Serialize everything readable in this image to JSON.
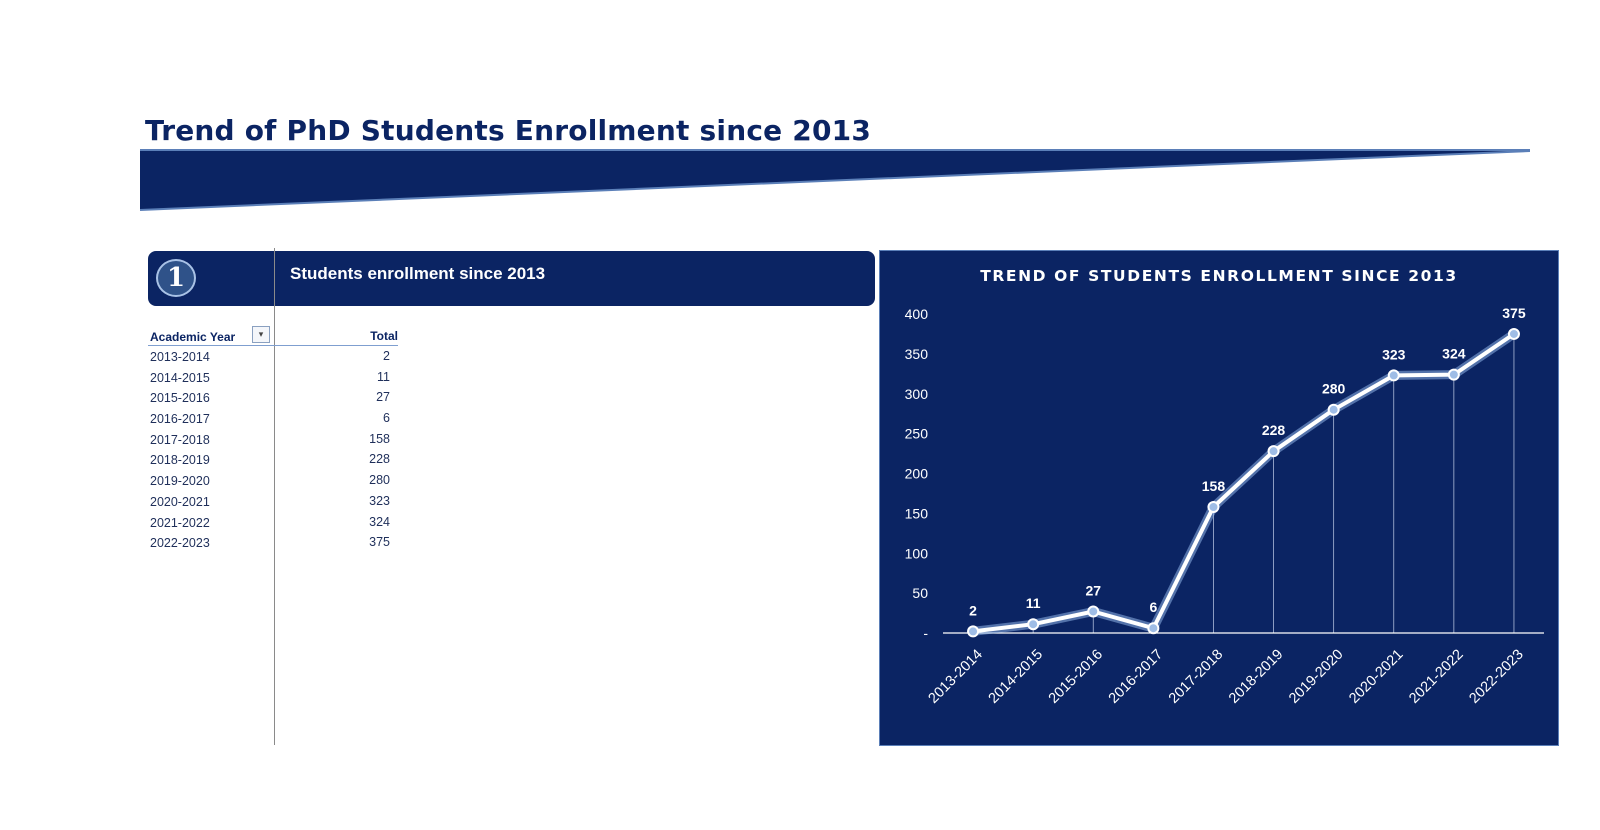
{
  "page": {
    "title": "Trend of PhD Students Enrollment since 2013"
  },
  "section": {
    "number": "1",
    "title": "Students enrollment  since 2013"
  },
  "pivot": {
    "col_year": "Academic Year",
    "col_total": "Total",
    "dropdown_icon": "dropdown-arrow-icon",
    "rows": [
      {
        "year": "2013-2014",
        "total": "2"
      },
      {
        "year": "2014-2015",
        "total": "11"
      },
      {
        "year": "2015-2016",
        "total": "27"
      },
      {
        "year": "2016-2017",
        "total": "6"
      },
      {
        "year": "2017-2018",
        "total": "158"
      },
      {
        "year": "2018-2019",
        "total": "228"
      },
      {
        "year": "2019-2020",
        "total": "280"
      },
      {
        "year": "2020-2021",
        "total": "323"
      },
      {
        "year": "2021-2022",
        "total": "324"
      },
      {
        "year": "2022-2023",
        "total": "375"
      }
    ]
  },
  "colors": {
    "brand_navy": "#0b2463",
    "accent_blue": "#5b7fb8",
    "line": "#ffffff"
  },
  "chart_data": {
    "type": "line",
    "title": "TREND OF STUDENTS ENROLLMENT SINCE 2013",
    "categories": [
      "2013-2014",
      "2014-2015",
      "2015-2016",
      "2016-2017",
      "2017-2018",
      "2018-2019",
      "2019-2020",
      "2020-2021",
      "2021-2022",
      "2022-2023"
    ],
    "series": [
      {
        "values": [
          2,
          11,
          27,
          6,
          158,
          228,
          280,
          323,
          324,
          375
        ]
      }
    ],
    "ylim": [
      0,
      400
    ],
    "yticks": [
      0,
      50,
      100,
      150,
      200,
      250,
      300,
      350,
      400
    ],
    "ytick_labels": [
      "-",
      "50",
      "100",
      "150",
      "200",
      "250",
      "300",
      "350",
      "400"
    ],
    "data_labels": true,
    "drop_lines": true,
    "grid": false,
    "legend": "none"
  }
}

........

Instruction » Give back the whole listing as it stands, minus its pictures.

Output of the exercise »
Serialize everything readable in this image to JSON.
{
  "page": {
    "title": "Trend of PhD Students Enrollment since 2013"
  },
  "section": {
    "number": "1",
    "title": "Students enrollment  since 2013"
  },
  "pivot": {
    "col_year": "Academic Year",
    "col_total": "Total",
    "dropdown_icon": "dropdown-arrow-icon",
    "rows": [
      {
        "year": "2013-2014",
        "total": "2"
      },
      {
        "year": "2014-2015",
        "total": "11"
      },
      {
        "year": "2015-2016",
        "total": "27"
      },
      {
        "year": "2016-2017",
        "total": "6"
      },
      {
        "year": "2017-2018",
        "total": "158"
      },
      {
        "year": "2018-2019",
        "total": "228"
      },
      {
        "year": "2019-2020",
        "total": "280"
      },
      {
        "year": "2020-2021",
        "total": "323"
      },
      {
        "year": "2021-2022",
        "total": "324"
      },
      {
        "year": "2022-2023",
        "total": "375"
      }
    ]
  },
  "colors": {
    "brand_navy": "#0b2463",
    "accent_blue": "#5b7fb8",
    "line": "#ffffff"
  },
  "chart_data": {
    "type": "line",
    "title": "TREND OF STUDENTS ENROLLMENT SINCE 2013",
    "categories": [
      "2013-2014",
      "2014-2015",
      "2015-2016",
      "2016-2017",
      "2017-2018",
      "2018-2019",
      "2019-2020",
      "2020-2021",
      "2021-2022",
      "2022-2023"
    ],
    "series": [
      {
        "values": [
          2,
          11,
          27,
          6,
          158,
          228,
          280,
          323,
          324,
          375
        ]
      }
    ],
    "ylim": [
      0,
      400
    ],
    "yticks": [
      0,
      50,
      100,
      150,
      200,
      250,
      300,
      350,
      400
    ],
    "ytick_labels": [
      "-",
      "50",
      "100",
      "150",
      "200",
      "250",
      "300",
      "350",
      "400"
    ],
    "data_labels": true,
    "drop_lines": true,
    "grid": false,
    "legend": "none"
  }
}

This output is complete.